##### Entries provided #####

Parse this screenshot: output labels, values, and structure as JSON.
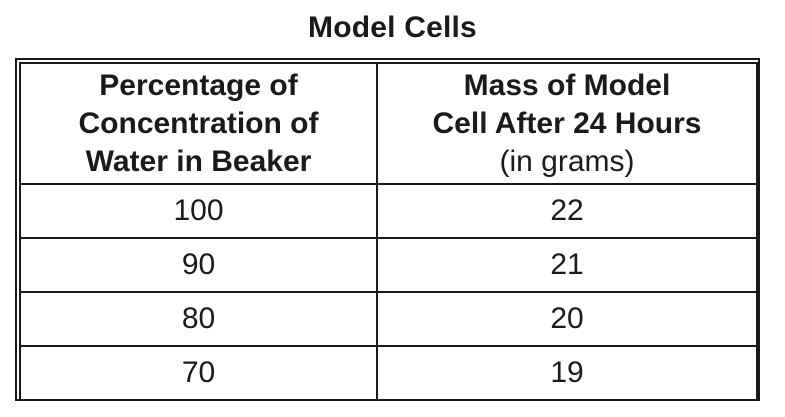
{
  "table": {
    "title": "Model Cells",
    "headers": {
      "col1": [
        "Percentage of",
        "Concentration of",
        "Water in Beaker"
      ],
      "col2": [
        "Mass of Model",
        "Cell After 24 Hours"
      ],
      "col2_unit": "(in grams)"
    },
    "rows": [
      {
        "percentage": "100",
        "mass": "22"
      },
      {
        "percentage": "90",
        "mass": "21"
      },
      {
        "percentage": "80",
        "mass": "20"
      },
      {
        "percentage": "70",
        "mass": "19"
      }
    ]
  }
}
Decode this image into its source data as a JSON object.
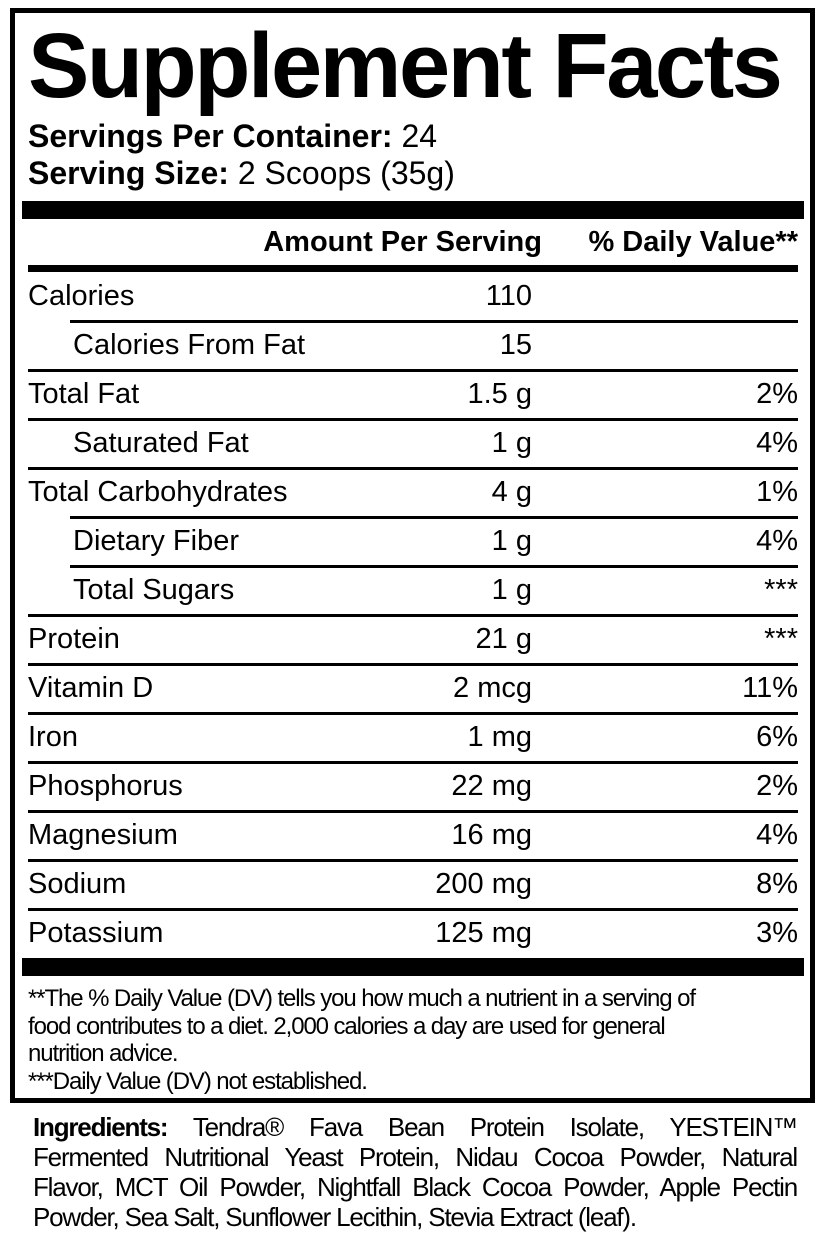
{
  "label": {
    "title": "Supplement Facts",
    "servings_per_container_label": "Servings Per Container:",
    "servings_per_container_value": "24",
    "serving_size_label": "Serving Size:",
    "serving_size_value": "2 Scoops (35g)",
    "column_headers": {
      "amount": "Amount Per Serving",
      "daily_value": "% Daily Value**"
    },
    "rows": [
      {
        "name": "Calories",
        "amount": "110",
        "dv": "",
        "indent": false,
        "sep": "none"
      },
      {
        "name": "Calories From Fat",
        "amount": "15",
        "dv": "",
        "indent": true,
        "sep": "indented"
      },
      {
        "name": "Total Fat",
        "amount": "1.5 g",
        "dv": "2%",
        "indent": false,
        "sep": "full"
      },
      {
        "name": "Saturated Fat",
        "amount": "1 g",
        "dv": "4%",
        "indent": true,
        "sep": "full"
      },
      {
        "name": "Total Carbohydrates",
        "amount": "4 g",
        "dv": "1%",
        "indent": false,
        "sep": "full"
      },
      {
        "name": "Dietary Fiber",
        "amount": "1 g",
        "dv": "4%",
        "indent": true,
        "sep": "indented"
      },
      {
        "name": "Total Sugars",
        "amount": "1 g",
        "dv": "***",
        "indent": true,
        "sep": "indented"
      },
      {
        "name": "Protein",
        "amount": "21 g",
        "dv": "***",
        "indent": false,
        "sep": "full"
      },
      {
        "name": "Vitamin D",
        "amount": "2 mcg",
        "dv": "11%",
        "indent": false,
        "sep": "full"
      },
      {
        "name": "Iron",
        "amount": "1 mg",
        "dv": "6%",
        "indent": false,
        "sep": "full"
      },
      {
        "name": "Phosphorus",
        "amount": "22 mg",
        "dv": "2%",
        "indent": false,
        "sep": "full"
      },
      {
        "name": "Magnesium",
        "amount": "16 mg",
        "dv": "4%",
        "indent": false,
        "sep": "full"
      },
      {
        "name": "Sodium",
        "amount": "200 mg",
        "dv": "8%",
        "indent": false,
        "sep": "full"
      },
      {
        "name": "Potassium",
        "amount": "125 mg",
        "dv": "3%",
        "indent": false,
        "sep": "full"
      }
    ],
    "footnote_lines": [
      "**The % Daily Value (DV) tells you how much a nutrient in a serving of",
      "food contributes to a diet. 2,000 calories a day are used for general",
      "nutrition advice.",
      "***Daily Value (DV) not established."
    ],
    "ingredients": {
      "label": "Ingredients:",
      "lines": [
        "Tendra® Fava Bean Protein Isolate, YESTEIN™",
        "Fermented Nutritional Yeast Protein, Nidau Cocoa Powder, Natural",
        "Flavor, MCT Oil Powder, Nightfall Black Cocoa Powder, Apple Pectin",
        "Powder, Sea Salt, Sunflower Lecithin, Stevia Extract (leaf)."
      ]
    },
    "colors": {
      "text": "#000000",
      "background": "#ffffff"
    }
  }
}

#####

» **What the task asks**
Line count for "Total": determine it from the data and answer with the number by itself.

» **Result**
3